TASK | Print the complete set of entries exactly.

* Start DATA SUPPLIED *

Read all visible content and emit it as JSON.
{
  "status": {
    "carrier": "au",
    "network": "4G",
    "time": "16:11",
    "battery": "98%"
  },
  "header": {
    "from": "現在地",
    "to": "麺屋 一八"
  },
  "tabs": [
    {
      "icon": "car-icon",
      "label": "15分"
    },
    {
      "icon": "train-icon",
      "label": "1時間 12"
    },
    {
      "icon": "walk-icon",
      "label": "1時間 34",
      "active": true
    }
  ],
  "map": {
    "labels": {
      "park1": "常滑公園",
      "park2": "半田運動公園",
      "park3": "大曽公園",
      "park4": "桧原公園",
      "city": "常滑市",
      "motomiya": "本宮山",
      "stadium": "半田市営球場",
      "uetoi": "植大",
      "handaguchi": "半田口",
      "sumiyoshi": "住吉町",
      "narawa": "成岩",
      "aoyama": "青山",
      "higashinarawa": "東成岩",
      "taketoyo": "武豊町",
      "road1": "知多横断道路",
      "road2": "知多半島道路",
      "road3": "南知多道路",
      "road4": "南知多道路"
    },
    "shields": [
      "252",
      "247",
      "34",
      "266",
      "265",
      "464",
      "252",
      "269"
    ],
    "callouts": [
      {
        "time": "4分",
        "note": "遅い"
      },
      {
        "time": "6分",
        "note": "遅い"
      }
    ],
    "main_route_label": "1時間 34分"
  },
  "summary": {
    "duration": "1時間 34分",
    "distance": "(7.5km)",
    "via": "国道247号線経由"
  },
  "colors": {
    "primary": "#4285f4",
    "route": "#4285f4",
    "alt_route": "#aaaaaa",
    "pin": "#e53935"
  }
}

* End DATA SUPPLIED *

RESPONSE TO THIS EXERCISE |
Read all visible content and emit it as JSON.
{
  "status": {
    "carrier": "au",
    "network": "4G",
    "time": "16:11",
    "battery": "98%"
  },
  "header": {
    "from": "現在地",
    "to": "麺屋 一八"
  },
  "tabs": [
    {
      "icon": "car-icon",
      "label": "15分"
    },
    {
      "icon": "train-icon",
      "label": "1時間 12"
    },
    {
      "icon": "walk-icon",
      "label": "1時間 34",
      "active": true
    }
  ],
  "map": {
    "labels": {
      "park1": "常滑公園",
      "park2": "半田運動公園",
      "park3": "大曽公園",
      "park4": "桧原公園",
      "city": "常滑市",
      "motomiya": "本宮山",
      "stadium": "半田市営球場",
      "uetoi": "植大",
      "handaguchi": "半田口",
      "sumiyoshi": "住吉町",
      "narawa": "成岩",
      "aoyama": "青山",
      "higashinarawa": "東成岩",
      "taketoyo": "武豊町",
      "road1": "知多横断道路",
      "road2": "知多半島道路",
      "road3": "南知多道路",
      "road4": "南知多道路"
    },
    "shields": [
      "252",
      "247",
      "34",
      "266",
      "265",
      "464",
      "252",
      "269"
    ],
    "callouts": [
      {
        "time": "4分",
        "note": "遅い"
      },
      {
        "time": "6分",
        "note": "遅い"
      }
    ],
    "main_route_label": "1時間 34分"
  },
  "summary": {
    "duration": "1時間 34分",
    "distance": "(7.5km)",
    "via": "国道247号線経由"
  },
  "colors": {
    "primary": "#4285f4",
    "route": "#4285f4",
    "alt_route": "#aaaaaa",
    "pin": "#e53935"
  }
}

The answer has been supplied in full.